## PROVIDED INFORMATION
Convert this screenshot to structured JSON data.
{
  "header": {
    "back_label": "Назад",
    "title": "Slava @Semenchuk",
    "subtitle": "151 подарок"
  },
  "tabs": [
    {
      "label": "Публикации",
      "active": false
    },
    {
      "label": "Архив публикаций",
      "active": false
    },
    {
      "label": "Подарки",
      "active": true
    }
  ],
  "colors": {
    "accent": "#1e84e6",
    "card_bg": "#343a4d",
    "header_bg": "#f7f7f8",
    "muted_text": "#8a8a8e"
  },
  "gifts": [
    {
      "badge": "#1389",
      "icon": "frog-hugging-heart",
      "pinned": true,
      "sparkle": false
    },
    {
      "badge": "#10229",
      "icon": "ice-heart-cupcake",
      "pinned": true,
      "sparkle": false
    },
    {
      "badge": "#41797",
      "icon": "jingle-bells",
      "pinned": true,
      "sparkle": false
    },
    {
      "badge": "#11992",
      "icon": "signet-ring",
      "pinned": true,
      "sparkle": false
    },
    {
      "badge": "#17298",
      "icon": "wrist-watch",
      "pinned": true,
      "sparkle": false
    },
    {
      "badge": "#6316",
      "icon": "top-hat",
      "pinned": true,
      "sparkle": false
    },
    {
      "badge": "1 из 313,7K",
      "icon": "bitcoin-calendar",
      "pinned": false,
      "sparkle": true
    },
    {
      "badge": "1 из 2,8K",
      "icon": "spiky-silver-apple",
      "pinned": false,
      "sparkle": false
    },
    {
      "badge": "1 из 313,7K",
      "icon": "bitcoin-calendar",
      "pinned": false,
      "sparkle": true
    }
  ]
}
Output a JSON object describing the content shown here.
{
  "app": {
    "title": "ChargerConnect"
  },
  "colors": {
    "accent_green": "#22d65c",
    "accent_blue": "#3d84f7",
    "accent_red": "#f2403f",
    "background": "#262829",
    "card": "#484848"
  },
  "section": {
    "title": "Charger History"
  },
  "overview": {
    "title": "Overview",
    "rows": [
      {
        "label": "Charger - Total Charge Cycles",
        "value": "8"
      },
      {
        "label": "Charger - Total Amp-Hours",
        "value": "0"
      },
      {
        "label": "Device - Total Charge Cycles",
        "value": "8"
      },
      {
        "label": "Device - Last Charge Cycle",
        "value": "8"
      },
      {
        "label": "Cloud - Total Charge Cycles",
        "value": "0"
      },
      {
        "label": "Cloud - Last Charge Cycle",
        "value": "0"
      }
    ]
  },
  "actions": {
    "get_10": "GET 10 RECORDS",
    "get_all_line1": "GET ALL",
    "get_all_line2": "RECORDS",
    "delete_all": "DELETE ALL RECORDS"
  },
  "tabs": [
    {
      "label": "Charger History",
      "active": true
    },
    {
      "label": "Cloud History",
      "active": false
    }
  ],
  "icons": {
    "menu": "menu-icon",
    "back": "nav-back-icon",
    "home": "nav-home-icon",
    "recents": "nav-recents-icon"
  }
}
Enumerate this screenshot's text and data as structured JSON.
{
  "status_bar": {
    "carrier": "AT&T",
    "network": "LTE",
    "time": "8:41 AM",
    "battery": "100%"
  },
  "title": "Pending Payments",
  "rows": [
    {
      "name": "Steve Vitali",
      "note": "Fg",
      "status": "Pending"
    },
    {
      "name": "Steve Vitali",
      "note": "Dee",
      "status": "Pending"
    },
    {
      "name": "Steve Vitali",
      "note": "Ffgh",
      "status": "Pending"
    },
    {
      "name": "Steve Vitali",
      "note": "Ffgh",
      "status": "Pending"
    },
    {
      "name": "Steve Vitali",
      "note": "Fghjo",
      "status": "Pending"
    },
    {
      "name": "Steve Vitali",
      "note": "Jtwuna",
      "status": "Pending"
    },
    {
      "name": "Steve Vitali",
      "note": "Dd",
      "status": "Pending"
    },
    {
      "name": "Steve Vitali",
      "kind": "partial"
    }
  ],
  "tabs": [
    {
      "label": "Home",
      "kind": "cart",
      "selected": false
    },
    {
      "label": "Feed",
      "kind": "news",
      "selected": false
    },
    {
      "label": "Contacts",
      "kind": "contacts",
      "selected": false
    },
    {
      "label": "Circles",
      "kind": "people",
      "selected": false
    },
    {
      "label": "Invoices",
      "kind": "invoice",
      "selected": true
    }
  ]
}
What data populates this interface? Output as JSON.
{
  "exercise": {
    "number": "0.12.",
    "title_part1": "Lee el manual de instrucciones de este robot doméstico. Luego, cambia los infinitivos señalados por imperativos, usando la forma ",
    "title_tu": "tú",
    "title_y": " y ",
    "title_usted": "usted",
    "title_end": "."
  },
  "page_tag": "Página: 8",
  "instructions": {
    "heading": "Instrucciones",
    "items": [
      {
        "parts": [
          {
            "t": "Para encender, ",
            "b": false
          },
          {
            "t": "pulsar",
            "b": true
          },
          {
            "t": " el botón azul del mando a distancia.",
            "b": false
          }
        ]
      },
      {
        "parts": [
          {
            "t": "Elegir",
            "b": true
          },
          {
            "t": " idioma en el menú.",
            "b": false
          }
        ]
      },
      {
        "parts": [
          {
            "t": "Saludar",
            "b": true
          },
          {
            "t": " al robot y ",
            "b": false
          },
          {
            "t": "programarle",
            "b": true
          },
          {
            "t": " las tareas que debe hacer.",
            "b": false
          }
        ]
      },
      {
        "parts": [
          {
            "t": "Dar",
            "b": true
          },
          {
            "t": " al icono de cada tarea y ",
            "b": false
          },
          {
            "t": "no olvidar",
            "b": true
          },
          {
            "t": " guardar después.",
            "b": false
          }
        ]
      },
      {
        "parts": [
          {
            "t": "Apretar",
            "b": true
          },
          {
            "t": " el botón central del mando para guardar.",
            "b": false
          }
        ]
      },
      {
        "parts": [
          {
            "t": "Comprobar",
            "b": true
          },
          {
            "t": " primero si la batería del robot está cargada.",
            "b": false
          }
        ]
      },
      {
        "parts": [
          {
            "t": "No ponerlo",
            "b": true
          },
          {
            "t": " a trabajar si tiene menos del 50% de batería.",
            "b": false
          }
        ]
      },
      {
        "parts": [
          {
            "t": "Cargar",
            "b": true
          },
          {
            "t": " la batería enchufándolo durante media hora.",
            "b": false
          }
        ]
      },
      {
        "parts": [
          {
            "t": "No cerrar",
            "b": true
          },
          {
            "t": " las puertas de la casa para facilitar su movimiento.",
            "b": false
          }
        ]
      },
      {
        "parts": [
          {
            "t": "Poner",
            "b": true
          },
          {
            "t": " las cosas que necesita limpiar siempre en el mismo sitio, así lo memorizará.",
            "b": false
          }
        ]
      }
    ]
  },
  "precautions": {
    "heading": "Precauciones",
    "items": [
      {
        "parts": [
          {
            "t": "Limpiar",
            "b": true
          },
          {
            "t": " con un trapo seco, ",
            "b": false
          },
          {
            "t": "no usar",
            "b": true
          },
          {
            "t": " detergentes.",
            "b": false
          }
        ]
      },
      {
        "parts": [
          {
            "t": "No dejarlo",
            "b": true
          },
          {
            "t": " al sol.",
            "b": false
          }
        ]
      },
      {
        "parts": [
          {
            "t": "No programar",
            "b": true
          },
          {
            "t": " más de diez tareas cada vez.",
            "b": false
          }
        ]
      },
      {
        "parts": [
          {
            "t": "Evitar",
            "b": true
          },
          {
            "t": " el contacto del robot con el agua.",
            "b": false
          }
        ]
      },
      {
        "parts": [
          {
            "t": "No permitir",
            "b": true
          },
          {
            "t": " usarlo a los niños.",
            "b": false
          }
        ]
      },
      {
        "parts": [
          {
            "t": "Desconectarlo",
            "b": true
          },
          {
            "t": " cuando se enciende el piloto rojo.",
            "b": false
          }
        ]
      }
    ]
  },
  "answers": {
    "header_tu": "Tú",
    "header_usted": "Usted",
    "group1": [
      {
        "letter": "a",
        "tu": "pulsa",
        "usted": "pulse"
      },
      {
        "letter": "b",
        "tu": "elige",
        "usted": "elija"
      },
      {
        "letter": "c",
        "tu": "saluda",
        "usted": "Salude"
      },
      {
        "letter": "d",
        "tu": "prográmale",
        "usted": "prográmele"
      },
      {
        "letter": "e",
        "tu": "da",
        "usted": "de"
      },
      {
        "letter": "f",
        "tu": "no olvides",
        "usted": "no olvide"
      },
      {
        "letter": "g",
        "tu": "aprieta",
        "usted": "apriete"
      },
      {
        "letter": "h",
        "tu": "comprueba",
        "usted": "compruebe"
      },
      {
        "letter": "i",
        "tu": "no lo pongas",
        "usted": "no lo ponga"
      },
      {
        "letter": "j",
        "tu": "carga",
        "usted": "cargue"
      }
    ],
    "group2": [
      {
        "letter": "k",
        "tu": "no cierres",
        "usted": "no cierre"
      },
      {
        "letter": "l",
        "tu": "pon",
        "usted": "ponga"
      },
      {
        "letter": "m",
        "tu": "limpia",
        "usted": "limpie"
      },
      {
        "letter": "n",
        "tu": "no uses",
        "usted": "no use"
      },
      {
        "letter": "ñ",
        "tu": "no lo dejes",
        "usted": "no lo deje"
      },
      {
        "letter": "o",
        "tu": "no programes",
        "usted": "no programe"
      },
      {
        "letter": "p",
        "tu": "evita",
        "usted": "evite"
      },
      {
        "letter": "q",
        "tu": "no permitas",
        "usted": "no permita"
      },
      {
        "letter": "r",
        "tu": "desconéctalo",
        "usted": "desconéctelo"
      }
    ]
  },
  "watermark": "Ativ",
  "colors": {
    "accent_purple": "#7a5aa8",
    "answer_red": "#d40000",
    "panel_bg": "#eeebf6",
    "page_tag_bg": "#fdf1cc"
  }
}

## GOAL OF THE EXERCISE
Take each line of the material that contains the word "RECORDS" and list it.

## WORKED ANSWER
    "get_10": "GET 10 RECORDS",
    "get_all_line2": "RECORDS",
    "delete_all": "DELETE ALL RECORDS"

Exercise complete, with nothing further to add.